Task brief —
Output all of the entries exactly as written.

Chart and figure data —
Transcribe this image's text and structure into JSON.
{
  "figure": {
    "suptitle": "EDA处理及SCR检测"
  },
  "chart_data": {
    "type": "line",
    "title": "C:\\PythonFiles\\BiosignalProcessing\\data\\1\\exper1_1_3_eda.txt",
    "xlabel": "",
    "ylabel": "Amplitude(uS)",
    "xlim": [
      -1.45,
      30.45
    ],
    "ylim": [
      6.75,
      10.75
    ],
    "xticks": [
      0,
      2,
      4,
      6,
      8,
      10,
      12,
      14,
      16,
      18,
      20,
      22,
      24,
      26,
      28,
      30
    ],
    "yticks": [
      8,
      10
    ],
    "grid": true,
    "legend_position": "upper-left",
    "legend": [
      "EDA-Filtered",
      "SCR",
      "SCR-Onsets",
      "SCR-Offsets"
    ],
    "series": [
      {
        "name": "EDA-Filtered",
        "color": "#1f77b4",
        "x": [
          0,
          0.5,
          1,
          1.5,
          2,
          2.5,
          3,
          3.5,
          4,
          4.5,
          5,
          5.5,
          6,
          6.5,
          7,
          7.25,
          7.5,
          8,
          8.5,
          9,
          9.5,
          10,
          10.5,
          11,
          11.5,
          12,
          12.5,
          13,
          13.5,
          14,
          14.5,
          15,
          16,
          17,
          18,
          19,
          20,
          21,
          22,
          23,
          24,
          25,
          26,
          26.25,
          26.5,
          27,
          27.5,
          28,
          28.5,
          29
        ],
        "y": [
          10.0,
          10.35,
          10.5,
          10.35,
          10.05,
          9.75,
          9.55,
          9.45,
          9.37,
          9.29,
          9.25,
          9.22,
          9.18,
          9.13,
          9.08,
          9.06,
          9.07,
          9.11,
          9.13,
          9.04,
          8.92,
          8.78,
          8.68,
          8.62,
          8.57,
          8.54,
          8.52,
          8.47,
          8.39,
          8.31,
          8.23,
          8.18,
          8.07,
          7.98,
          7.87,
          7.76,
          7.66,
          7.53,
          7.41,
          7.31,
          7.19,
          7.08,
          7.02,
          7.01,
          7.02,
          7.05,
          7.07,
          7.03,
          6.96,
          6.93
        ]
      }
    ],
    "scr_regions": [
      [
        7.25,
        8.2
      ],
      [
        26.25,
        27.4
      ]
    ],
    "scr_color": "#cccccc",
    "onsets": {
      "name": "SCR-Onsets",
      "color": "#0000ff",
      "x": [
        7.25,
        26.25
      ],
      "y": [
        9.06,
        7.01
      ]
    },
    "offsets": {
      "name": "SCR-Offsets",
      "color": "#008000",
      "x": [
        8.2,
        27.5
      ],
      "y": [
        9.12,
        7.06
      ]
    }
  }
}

The reply —
Transcribe this image's text and structure into JSON.
{
  "figure": {
    "suptitle": "EDA处理及SCR检测"
  },
  "chart_data": {
    "type": "line",
    "title": "C:\\PythonFiles\\BiosignalProcessing\\data\\1\\exper1_1_3_eda.txt",
    "xlabel": "",
    "ylabel": "Amplitude(uS)",
    "xlim": [
      -1.45,
      30.45
    ],
    "ylim": [
      6.75,
      10.75
    ],
    "xticks": [
      0,
      2,
      4,
      6,
      8,
      10,
      12,
      14,
      16,
      18,
      20,
      22,
      24,
      26,
      28,
      30
    ],
    "yticks": [
      8,
      10
    ],
    "grid": true,
    "legend_position": "upper-left",
    "legend": [
      "EDA-Filtered",
      "SCR",
      "SCR-Onsets",
      "SCR-Offsets"
    ],
    "series": [
      {
        "name": "EDA-Filtered",
        "color": "#1f77b4",
        "x": [
          0,
          0.5,
          1,
          1.5,
          2,
          2.5,
          3,
          3.5,
          4,
          4.5,
          5,
          5.5,
          6,
          6.5,
          7,
          7.25,
          7.5,
          8,
          8.5,
          9,
          9.5,
          10,
          10.5,
          11,
          11.5,
          12,
          12.5,
          13,
          13.5,
          14,
          14.5,
          15,
          16,
          17,
          18,
          19,
          20,
          21,
          22,
          23,
          24,
          25,
          26,
          26.25,
          26.5,
          27,
          27.5,
          28,
          28.5,
          29
        ],
        "y": [
          10.0,
          10.35,
          10.5,
          10.35,
          10.05,
          9.75,
          9.55,
          9.45,
          9.37,
          9.29,
          9.25,
          9.22,
          9.18,
          9.13,
          9.08,
          9.06,
          9.07,
          9.11,
          9.13,
          9.04,
          8.92,
          8.78,
          8.68,
          8.62,
          8.57,
          8.54,
          8.52,
          8.47,
          8.39,
          8.31,
          8.23,
          8.18,
          8.07,
          7.98,
          7.87,
          7.76,
          7.66,
          7.53,
          7.41,
          7.31,
          7.19,
          7.08,
          7.02,
          7.01,
          7.02,
          7.05,
          7.07,
          7.03,
          6.96,
          6.93
        ]
      }
    ],
    "scr_regions": [
      [
        7.25,
        8.2
      ],
      [
        26.25,
        27.4
      ]
    ],
    "scr_color": "#cccccc",
    "onsets": {
      "name": "SCR-Onsets",
      "color": "#0000ff",
      "x": [
        7.25,
        26.25
      ],
      "y": [
        9.06,
        7.01
      ]
    },
    "offsets": {
      "name": "SCR-Offsets",
      "color": "#008000",
      "x": [
        8.2,
        27.5
      ],
      "y": [
        9.12,
        7.06
      ]
    }
  }
}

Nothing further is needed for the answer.